WRITTEN PROBLEM | Leave out the pictures and copy everything else in the entries exactly.

INFORMATION GIVEN |

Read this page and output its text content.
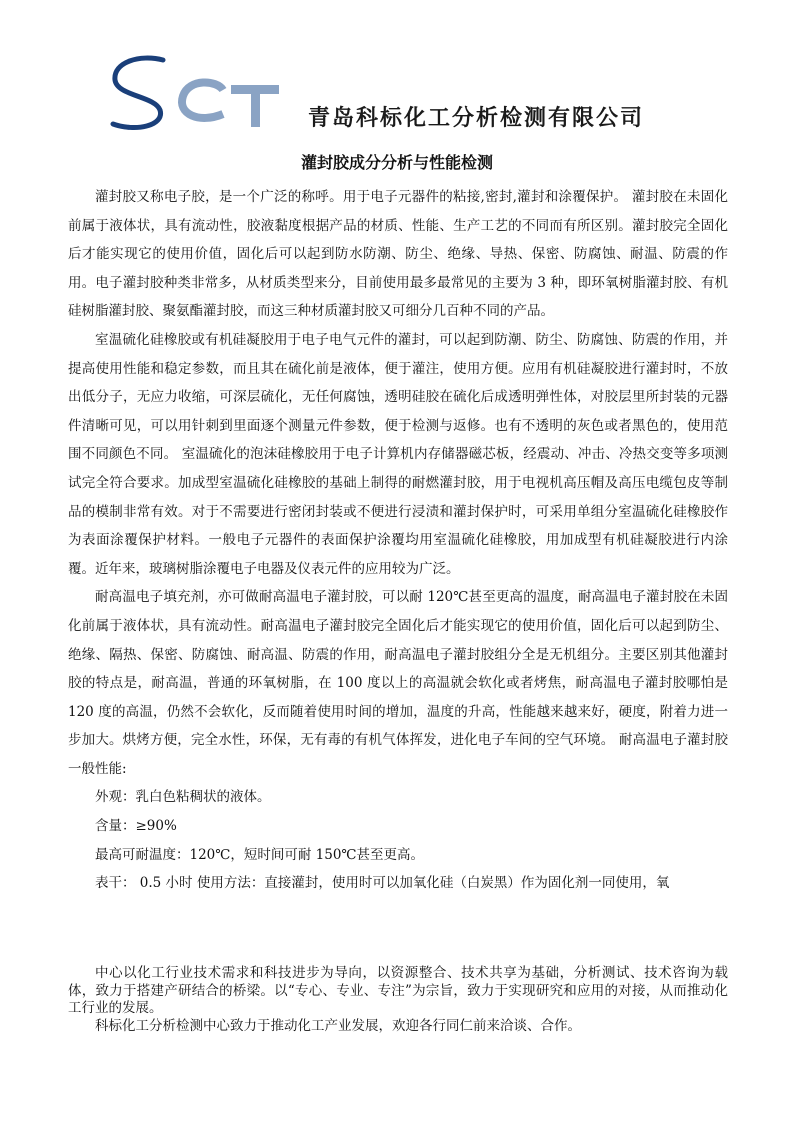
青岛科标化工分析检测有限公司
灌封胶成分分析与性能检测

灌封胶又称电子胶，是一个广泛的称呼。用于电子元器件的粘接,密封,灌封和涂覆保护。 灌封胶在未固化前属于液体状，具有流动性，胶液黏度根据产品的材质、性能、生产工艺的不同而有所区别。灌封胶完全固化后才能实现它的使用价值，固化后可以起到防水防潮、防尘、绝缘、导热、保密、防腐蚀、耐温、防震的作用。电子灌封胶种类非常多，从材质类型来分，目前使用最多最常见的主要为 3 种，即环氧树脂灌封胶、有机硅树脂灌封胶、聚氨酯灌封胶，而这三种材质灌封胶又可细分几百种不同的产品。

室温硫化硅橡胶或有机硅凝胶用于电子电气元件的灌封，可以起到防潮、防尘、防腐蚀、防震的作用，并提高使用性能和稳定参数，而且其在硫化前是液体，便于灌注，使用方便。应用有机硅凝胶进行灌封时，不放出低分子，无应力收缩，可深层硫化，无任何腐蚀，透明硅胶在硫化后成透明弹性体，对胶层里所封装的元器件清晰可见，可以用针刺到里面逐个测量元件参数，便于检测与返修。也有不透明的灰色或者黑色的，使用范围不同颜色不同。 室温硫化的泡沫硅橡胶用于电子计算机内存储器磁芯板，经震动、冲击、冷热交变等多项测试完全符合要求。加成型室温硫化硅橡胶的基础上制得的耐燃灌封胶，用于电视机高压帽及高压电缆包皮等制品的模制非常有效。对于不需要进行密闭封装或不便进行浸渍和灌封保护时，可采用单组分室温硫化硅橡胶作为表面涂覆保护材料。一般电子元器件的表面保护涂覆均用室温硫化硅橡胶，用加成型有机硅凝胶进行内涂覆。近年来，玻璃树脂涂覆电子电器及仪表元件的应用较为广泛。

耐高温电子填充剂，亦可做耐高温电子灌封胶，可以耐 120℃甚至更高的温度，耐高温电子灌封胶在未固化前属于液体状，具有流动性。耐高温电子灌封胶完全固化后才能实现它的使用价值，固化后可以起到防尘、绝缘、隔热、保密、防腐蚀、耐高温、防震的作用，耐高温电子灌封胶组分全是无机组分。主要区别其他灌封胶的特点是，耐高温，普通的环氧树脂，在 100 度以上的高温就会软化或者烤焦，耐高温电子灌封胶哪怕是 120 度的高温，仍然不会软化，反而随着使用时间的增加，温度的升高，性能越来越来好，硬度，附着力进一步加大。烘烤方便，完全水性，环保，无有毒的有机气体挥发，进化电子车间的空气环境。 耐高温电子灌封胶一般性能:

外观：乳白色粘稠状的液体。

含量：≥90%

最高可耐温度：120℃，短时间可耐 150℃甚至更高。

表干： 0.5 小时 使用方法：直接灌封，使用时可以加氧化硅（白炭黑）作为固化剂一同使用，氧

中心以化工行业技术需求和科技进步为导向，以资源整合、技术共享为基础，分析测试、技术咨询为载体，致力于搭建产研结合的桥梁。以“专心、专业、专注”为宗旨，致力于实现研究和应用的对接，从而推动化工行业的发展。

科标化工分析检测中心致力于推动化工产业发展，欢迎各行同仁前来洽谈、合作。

WRITTEN ANSWER |
Read this page and output its text content.
青岛科标化工分析检测有限公司
灌封胶成分分析与性能检测

灌封胶又称电子胶，是一个广泛的称呼。用于电子元器件的粘接,密封,灌封和涂覆保护。 灌封胶在未固化前属于液体状，具有流动性，胶液黏度根据产品的材质、性能、生产工艺的不同而有所区别。灌封胶完全固化后才能实现它的使用价值，固化后可以起到防水防潮、防尘、绝缘、导热、保密、防腐蚀、耐温、防震的作用。电子灌封胶种类非常多，从材质类型来分，目前使用最多最常见的主要为 3 种，即环氧树脂灌封胶、有机硅树脂灌封胶、聚氨酯灌封胶，而这三种材质灌封胶又可细分几百种不同的产品。

室温硫化硅橡胶或有机硅凝胶用于电子电气元件的灌封，可以起到防潮、防尘、防腐蚀、防震的作用，并提高使用性能和稳定参数，而且其在硫化前是液体，便于灌注，使用方便。应用有机硅凝胶进行灌封时，不放出低分子，无应力收缩，可深层硫化，无任何腐蚀，透明硅胶在硫化后成透明弹性体，对胶层里所封装的元器件清晰可见，可以用针刺到里面逐个测量元件参数，便于检测与返修。也有不透明的灰色或者黑色的，使用范围不同颜色不同。 室温硫化的泡沫硅橡胶用于电子计算机内存储器磁芯板，经震动、冲击、冷热交变等多项测试完全符合要求。加成型室温硫化硅橡胶的基础上制得的耐燃灌封胶，用于电视机高压帽及高压电缆包皮等制品的模制非常有效。对于不需要进行密闭封装或不便进行浸渍和灌封保护时，可采用单组分室温硫化硅橡胶作为表面涂覆保护材料。一般电子元器件的表面保护涂覆均用室温硫化硅橡胶，用加成型有机硅凝胶进行内涂覆。近年来，玻璃树脂涂覆电子电器及仪表元件的应用较为广泛。

耐高温电子填充剂，亦可做耐高温电子灌封胶，可以耐 120℃甚至更高的温度，耐高温电子灌封胶在未固化前属于液体状，具有流动性。耐高温电子灌封胶完全固化后才能实现它的使用价值，固化后可以起到防尘、绝缘、隔热、保密、防腐蚀、耐高温、防震的作用，耐高温电子灌封胶组分全是无机组分。主要区别其他灌封胶的特点是，耐高温，普通的环氧树脂，在 100 度以上的高温就会软化或者烤焦，耐高温电子灌封胶哪怕是 120 度的高温，仍然不会软化，反而随着使用时间的增加，温度的升高，性能越来越来好，硬度，附着力进一步加大。烘烤方便，完全水性，环保，无有毒的有机气体挥发，进化电子车间的空气环境。 耐高温电子灌封胶一般性能:

外观：乳白色粘稠状的液体。

含量：≥90%

最高可耐温度：120℃，短时间可耐 150℃甚至更高。

表干： 0.5 小时 使用方法：直接灌封，使用时可以加氧化硅（白炭黑）作为固化剂一同使用，氧

中心以化工行业技术需求和科技进步为导向，以资源整合、技术共享为基础，分析测试、技术咨询为载体，致力于搭建产研结合的桥梁。以“专心、专业、专注”为宗旨，致力于实现研究和应用的对接，从而推动化工行业的发展。

科标化工分析检测中心致力于推动化工产业发展，欢迎各行同仁前来洽谈、合作。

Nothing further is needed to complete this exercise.